Present every line of the items below as a Markdown table with the columns "Row" and "Line", numbering the rows and omitting blank lines. Leave the pictures out of the table.

___ DATA SHOWN ___

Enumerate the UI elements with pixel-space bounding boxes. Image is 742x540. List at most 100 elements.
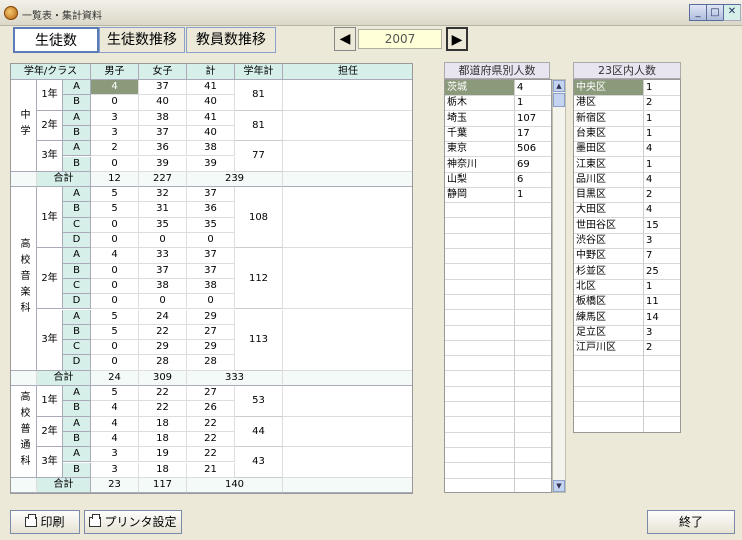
boys-cell[interactable]: 4 xyxy=(91,80,139,96)
list-item[interactable] xyxy=(445,278,551,295)
boys-cell[interactable]: 0 xyxy=(91,263,139,279)
girls-cell[interactable]: 33 xyxy=(139,248,187,264)
list-item[interactable]: 中野区 7 xyxy=(574,248,680,265)
list-item[interactable]: 渋谷区 3 xyxy=(574,233,680,249)
boys-cell[interactable]: 0 xyxy=(91,355,139,371)
girls-cell[interactable]: 22 xyxy=(139,324,187,341)
boys-cell[interactable]: 0 xyxy=(91,294,139,310)
teacher-cell[interactable] xyxy=(283,386,412,417)
grade-total-cell[interactable]: 53 xyxy=(235,386,283,417)
girls-cell[interactable]: 19 xyxy=(139,447,187,463)
total-cell[interactable]: 41 xyxy=(187,110,235,126)
girls-cell[interactable]: 22 xyxy=(139,401,187,417)
next-year-button[interactable]: ▶ xyxy=(446,27,468,51)
boys-cell[interactable]: 3 xyxy=(91,462,139,478)
total-cell[interactable]: 36 xyxy=(187,202,235,218)
total-cell[interactable]: 27 xyxy=(187,324,235,341)
girls-cell[interactable]: 31 xyxy=(139,202,187,218)
maximize-button[interactable]: □ xyxy=(706,4,724,21)
list-item[interactable] xyxy=(445,355,551,372)
list-item[interactable]: 練馬区 14 xyxy=(574,309,680,326)
total-cell[interactable]: 40 xyxy=(187,125,235,142)
girls-cell[interactable]: 18 xyxy=(139,431,187,448)
exit-button[interactable]: 終了 xyxy=(647,510,735,534)
girls-cell[interactable]: 38 xyxy=(139,110,187,126)
teacher-cell[interactable] xyxy=(283,416,412,448)
girls-cell[interactable]: 38 xyxy=(139,278,187,295)
teacher-cell[interactable] xyxy=(283,141,412,172)
list-item[interactable] xyxy=(445,462,551,479)
grade-total-cell[interactable]: 81 xyxy=(235,80,283,111)
boys-cell[interactable]: 5 xyxy=(91,187,139,203)
scroll-down-icon[interactable]: ▼ xyxy=(553,480,565,492)
boys-cell[interactable]: 3 xyxy=(91,125,139,142)
total-cell[interactable]: 22 xyxy=(187,416,235,432)
tab-student-trend[interactable]: 生徒数推移 xyxy=(99,27,185,53)
list-item[interactable] xyxy=(574,416,680,432)
list-item[interactable]: 栃木 1 xyxy=(445,95,551,112)
total-cell[interactable]: 37 xyxy=(187,187,235,203)
list-item[interactable]: 目黒区 2 xyxy=(574,187,680,204)
boys-cell[interactable]: 4 xyxy=(91,401,139,417)
total-cell[interactable]: 38 xyxy=(187,141,235,157)
girls-cell[interactable]: 0 xyxy=(139,294,187,310)
boys-cell[interactable]: 3 xyxy=(91,447,139,463)
list-item[interactable] xyxy=(445,202,551,219)
boys-cell[interactable]: 0 xyxy=(91,233,139,249)
list-item[interactable]: 山梨 6 xyxy=(445,171,551,188)
girls-cell[interactable]: 22 xyxy=(139,386,187,402)
girls-cell[interactable]: 18 xyxy=(139,416,187,432)
list-item[interactable]: 港区 2 xyxy=(574,95,680,112)
girls-cell[interactable]: 37 xyxy=(139,125,187,142)
printer-settings-button[interactable]: プリンタ設定 xyxy=(84,510,182,534)
girls-cell[interactable]: 35 xyxy=(139,217,187,233)
total-cell[interactable]: 37 xyxy=(187,248,235,264)
list-item[interactable] xyxy=(574,370,680,387)
teacher-cell[interactable] xyxy=(283,80,412,111)
prefecture-scrollbar[interactable]: ▲ ▼ xyxy=(552,79,566,493)
list-item[interactable]: 杉並区 25 xyxy=(574,263,680,280)
total-cell[interactable]: 27 xyxy=(187,386,235,402)
grade-total-cell[interactable]: 108 xyxy=(235,187,283,249)
list-item[interactable]: 品川区 4 xyxy=(574,171,680,188)
teacher-cell[interactable] xyxy=(283,447,412,478)
teacher-cell[interactable] xyxy=(283,110,412,142)
list-item[interactable] xyxy=(445,431,551,448)
grade-total-cell[interactable]: 81 xyxy=(235,110,283,142)
list-item[interactable]: 埼玉 107 xyxy=(445,110,551,127)
list-item[interactable] xyxy=(445,233,551,249)
list-item[interactable]: 千葉 17 xyxy=(445,125,551,142)
list-item[interactable] xyxy=(445,324,551,341)
teacher-cell[interactable] xyxy=(283,187,412,249)
list-item[interactable] xyxy=(445,401,551,418)
list-item[interactable]: 台東区 1 xyxy=(574,125,680,142)
list-item[interactable]: 板橋区 11 xyxy=(574,294,680,311)
prev-year-button[interactable]: ◀ xyxy=(334,27,356,51)
total-cell[interactable]: 26 xyxy=(187,401,235,417)
total-cell[interactable]: 28 xyxy=(187,355,235,371)
list-item[interactable] xyxy=(445,386,551,402)
boys-cell[interactable]: 0 xyxy=(91,156,139,172)
total-cell[interactable]: 29 xyxy=(187,340,235,356)
list-item[interactable]: 江東区 1 xyxy=(574,156,680,173)
list-item[interactable] xyxy=(445,263,551,280)
print-button[interactable]: 印刷 xyxy=(10,510,80,534)
total-cell[interactable]: 39 xyxy=(187,156,235,172)
total-cell[interactable]: 22 xyxy=(187,431,235,448)
tab-teacher-trend[interactable]: 教員数推移 xyxy=(186,27,276,53)
scroll-up-icon[interactable]: ▲ xyxy=(553,80,565,92)
boys-cell[interactable]: 4 xyxy=(91,416,139,432)
list-item[interactable]: 東京 506 xyxy=(445,141,551,158)
list-item[interactable]: 墨田区 4 xyxy=(574,141,680,158)
ward-list[interactable]: 中央区 1 港区 2 新宿区 1 台東区 1 墨田区 4 江東区 1 品川区 4 目黒区 2 大田区 4 世田谷区 1… xyxy=(573,79,681,433)
boys-cell[interactable]: 0 xyxy=(91,278,139,295)
list-item[interactable]: 世田谷区 15 xyxy=(574,217,680,234)
girls-cell[interactable]: 40 xyxy=(139,95,187,111)
list-item[interactable]: 新宿区 1 xyxy=(574,110,680,127)
list-item[interactable] xyxy=(445,340,551,357)
girls-cell[interactable]: 0 xyxy=(139,233,187,249)
boys-cell[interactable]: 4 xyxy=(91,431,139,448)
total-cell[interactable]: 35 xyxy=(187,217,235,233)
list-item[interactable] xyxy=(445,294,551,311)
list-item[interactable]: 静岡 1 xyxy=(445,187,551,204)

___

> [WRITTEN REPLY]:
| Row | Line |
|---|---|
| 1 | Enumerate the UI elements with pixel-space bounding boxes. Image is 742x540. List at most 100 elements. |
| 2 | boys-cell[interactable]: 4 xyxy=(91,80,139,96) |
| 3 | list-item[interactable] xyxy=(445,278,551,295) |
| 4 | boys-cell[interactable]: 0 xyxy=(91,263,139,279) |
| 5 | girls-cell[interactable]: 33 xyxy=(139,248,187,264) |
| 6 | list-item[interactable]: 中野区 7 xyxy=(574,248,680,265) |
| 7 | list-item[interactable]: 渋谷区 3 xyxy=(574,233,680,249) |
| 8 | boys-cell[interactable]: 0 xyxy=(91,355,139,371) |
| 9 | girls-cell[interactable]: 22 xyxy=(139,324,187,341) |
| 10 | boys-cell[interactable]: 0 xyxy=(91,294,139,310) |
| 11 | teacher-cell[interactable] xyxy=(283,386,412,417) |
| 12 | grade-total-cell[interactable]: 53 xyxy=(235,386,283,417) |
| 13 | girls-cell[interactable]: 19 xyxy=(139,447,187,463) |
| 14 | total-cell[interactable]: 41 xyxy=(187,110,235,126) |
| 15 | girls-cell[interactable]: 22 xyxy=(139,401,187,417) |
| 16 | next-year-button[interactable]: ▶ xyxy=(446,27,468,51) |
| 17 | boys-cell[interactable]: 3 xyxy=(91,462,139,478) |
| 18 | total-cell[interactable]: 36 xyxy=(187,202,235,218) |
| 19 | total-cell[interactable]: 27 xyxy=(187,324,235,341) |
| 20 | girls-cell[interactable]: 31 xyxy=(139,202,187,218) |
| 21 | maximize-button[interactable]: □ xyxy=(706,4,724,21) |
| 22 | list-item[interactable] xyxy=(445,355,551,372) |
| 23 | list-item[interactable]: 練馬区 14 xyxy=(574,309,680,326) |
| 24 | total-cell[interactable]: 40 xyxy=(187,125,235,142) |
| 25 | girls-cell[interactable]: 18 xyxy=(139,431,187,448) |
| 26 | exit-button[interactable]: 終了 xyxy=(647,510,735,534) |
| 27 | girls-cell[interactable]: 38 xyxy=(139,110,187,126) |
| 28 | teacher-cell[interactable] xyxy=(283,416,412,448) |
| 29 | girls-cell[interactable]: 38 xyxy=(139,278,187,295) |
| 30 | teacher-cell[interactable] xyxy=(283,141,412,172) |
| 31 | list-item[interactable] xyxy=(445,462,551,479) |
| 32 | grade-total-cell[interactable]: 81 xyxy=(235,80,283,111) |
| 33 | boys-cell[interactable]: 5 xyxy=(91,187,139,203) |
| 34 | scroll-down-icon[interactable]: ▼ xyxy=(553,480,565,492) |
| 35 | boys-cell[interactable]: 3 xyxy=(91,125,139,142) |
| 36 | total-cell[interactable]: 22 xyxy=(187,416,235,432) |
| 37 | tab-student-trend[interactable]: 生徒数推移 xyxy=(99,27,185,53) |
| 38 | list-item[interactable] xyxy=(574,416,680,432) |
| 39 | list-item[interactable]: 栃木 1 xyxy=(445,95,551,112) |
| 40 | total-cell[interactable]: 37 xyxy=(187,187,235,203) |
| 41 | list-item[interactable]: 目黒区 2 xyxy=(574,187,680,204) |
| 42 | boys-cell[interactable]: 4 xyxy=(91,401,139,417) |
| 43 | total-cell[interactable]: 38 xyxy=(187,141,235,157) |
| 44 | girls-cell[interactable]: 0 xyxy=(139,294,187,310) |
| 45 | boys-cell[interactable]: 3 xyxy=(91,447,139,463) |
| 46 | list-item[interactable] xyxy=(445,202,551,219) |
| 47 | boys-cell[interactable]: 0 xyxy=(91,233,139,249) |
| 48 | list-item[interactable]: 山梨 6 xyxy=(445,171,551,188) |
| 49 | girls-cell[interactable]: 22 xyxy=(139,386,187,402) |
| 50 | girls-cell[interactable]: 18 xyxy=(139,416,187,432) |
| 51 | list-item[interactable]: 港区 2 xyxy=(574,95,680,112) |
| 52 | girls-cell[interactable]: 37 xyxy=(139,125,187,142) |
| 53 | printer-settings-button[interactable]: プリンタ設定 xyxy=(84,510,182,534) |
| 54 | girls-cell[interactable]: 35 xyxy=(139,217,187,233) |
| 55 | total-cell[interactable]: 37 xyxy=(187,248,235,264) |
| 56 | list-item[interactable] xyxy=(574,370,680,387) |
| 57 | teacher-cell[interactable] xyxy=(283,80,412,111) |
| 58 | prefecture-scrollbar[interactable]: ▲ ▼ xyxy=(552,79,566,493) |
| 59 | list-item[interactable]: 杉並区 25 xyxy=(574,263,680,280) |
| 60 | total-cell[interactable]: 27 xyxy=(187,386,235,402) |
| 61 | grade-total-cell[interactable]: 108 xyxy=(235,187,283,249) |
| 62 | list-item[interactable]: 品川区 4 xyxy=(574,171,680,188) |
| 63 | teacher-cell[interactable] xyxy=(283,447,412,478) |
| 64 | teacher-cell[interactable] xyxy=(283,110,412,142) |
| 65 | list-item[interactable] xyxy=(445,431,551,448) |
| 66 | grade-total-cell[interactable]: 81 xyxy=(235,110,283,142) |
| 67 | list-item[interactable]: 埼玉 107 xyxy=(445,110,551,127) |
| 68 | list-item[interactable] xyxy=(445,233,551,249) |
| 69 | list-item[interactable]: 千葉 17 xyxy=(445,125,551,142) |
| 70 | list-item[interactable] xyxy=(445,324,551,341) |
| 71 | teacher-cell[interactable] xyxy=(283,187,412,249) |
| 72 | list-item[interactable] xyxy=(445,401,551,418) |
| 73 | list-item[interactable]: 台東区 1 xyxy=(574,125,680,142) |
| 74 | list-item[interactable]: 板橋区 11 xyxy=(574,294,680,311) |
| 75 | prev-year-button[interactable]: ◀ xyxy=(334,27,356,51) |
| 76 | total-cell[interactable]: 26 xyxy=(187,401,235,417) |
| 77 | total-cell[interactable]: 28 xyxy=(187,355,235,371) |
| 78 | list-item[interactable] xyxy=(445,386,551,402) |
| 79 | boys-cell[interactable]: 0 xyxy=(91,156,139,172) |
| 80 | total-cell[interactable]: 29 xyxy=(187,340,235,356) |
| 81 | list-item[interactable]: 江東区 1 xyxy=(574,156,680,173) |
| 82 | list-item[interactable] xyxy=(445,263,551,280) |
| 83 | print-button[interactable]: 印刷 xyxy=(10,510,80,534) |
| 84 | total-cell[interactable]: 39 xyxy=(187,156,235,172) |
| 85 | total-cell[interactable]: 22 xyxy=(187,431,235,448) |
| 86 | tab-teacher-trend[interactable]: 教員数推移 xyxy=(186,27,276,53) |
| 87 | scroll-up-icon[interactable]: ▲ xyxy=(553,80,565,92) |
| 88 | boys-cell[interactable]: 4 xyxy=(91,416,139,432) |
| 89 | list-item[interactable]: 東京 506 xyxy=(445,141,551,158) |
| 90 | list-item[interactable]: 墨田区 4 xyxy=(574,141,680,158) |
| 91 | ward-list[interactable]: 中央区 1 港区 2 新宿区 1 台東区 1 墨田区 4 江東区 1 品川区 4 目黒区 2 大田区 4 世田谷区 1… xyxy=(573,79,681,433) |
| 92 | boys-cell[interactable]: 0 xyxy=(91,278,139,295) |
| 93 | list-item[interactable]: 世田谷区 15 xyxy=(574,217,680,234) |
| 94 | girls-cell[interactable]: 40 xyxy=(139,95,187,111) |
| 95 | list-item[interactable]: 新宿区 1 xyxy=(574,110,680,127) |
| 96 | list-item[interactable] xyxy=(445,340,551,357) |
| 97 | girls-cell[interactable]: 0 xyxy=(139,233,187,249) |
| 98 | boys-cell[interactable]: 4 xyxy=(91,431,139,448) |
| 99 | total-cell[interactable]: 35 xyxy=(187,217,235,233) |
| 100 | list-item[interactable] xyxy=(445,294,551,311) |
| 101 | list-item[interactable]: 静岡 1 xyxy=(445,187,551,204) |